■ EXCERPTED RECORDS
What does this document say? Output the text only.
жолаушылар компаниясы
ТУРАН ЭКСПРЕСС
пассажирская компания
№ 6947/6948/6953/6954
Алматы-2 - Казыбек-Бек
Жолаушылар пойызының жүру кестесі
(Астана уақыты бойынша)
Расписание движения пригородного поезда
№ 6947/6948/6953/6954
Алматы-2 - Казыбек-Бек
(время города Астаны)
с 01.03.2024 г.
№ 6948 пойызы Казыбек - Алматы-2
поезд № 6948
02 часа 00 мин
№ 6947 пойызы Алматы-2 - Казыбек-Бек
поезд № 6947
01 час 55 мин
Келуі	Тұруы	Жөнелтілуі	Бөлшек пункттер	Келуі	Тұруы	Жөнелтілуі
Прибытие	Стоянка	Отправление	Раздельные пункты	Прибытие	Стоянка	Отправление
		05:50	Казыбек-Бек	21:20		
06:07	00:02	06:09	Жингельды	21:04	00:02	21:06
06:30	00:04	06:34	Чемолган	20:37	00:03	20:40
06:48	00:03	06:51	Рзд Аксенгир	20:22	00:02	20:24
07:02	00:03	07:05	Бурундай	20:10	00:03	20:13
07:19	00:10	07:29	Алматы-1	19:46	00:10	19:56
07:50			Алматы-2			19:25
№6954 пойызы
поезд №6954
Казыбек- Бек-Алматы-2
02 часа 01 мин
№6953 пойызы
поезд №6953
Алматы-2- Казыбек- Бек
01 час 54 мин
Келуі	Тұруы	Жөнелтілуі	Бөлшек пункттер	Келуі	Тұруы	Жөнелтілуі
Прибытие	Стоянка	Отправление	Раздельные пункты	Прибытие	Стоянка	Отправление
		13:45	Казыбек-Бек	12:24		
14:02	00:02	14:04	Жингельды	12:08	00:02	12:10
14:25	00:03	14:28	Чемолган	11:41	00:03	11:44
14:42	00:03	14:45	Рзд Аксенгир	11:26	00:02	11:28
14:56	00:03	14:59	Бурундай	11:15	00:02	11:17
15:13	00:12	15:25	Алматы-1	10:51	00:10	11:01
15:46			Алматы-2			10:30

■ GOAL
Some lines of the data may hold the word "Алматы". Say how many do, with nothing else.

■ EXERCISE ANSWER
10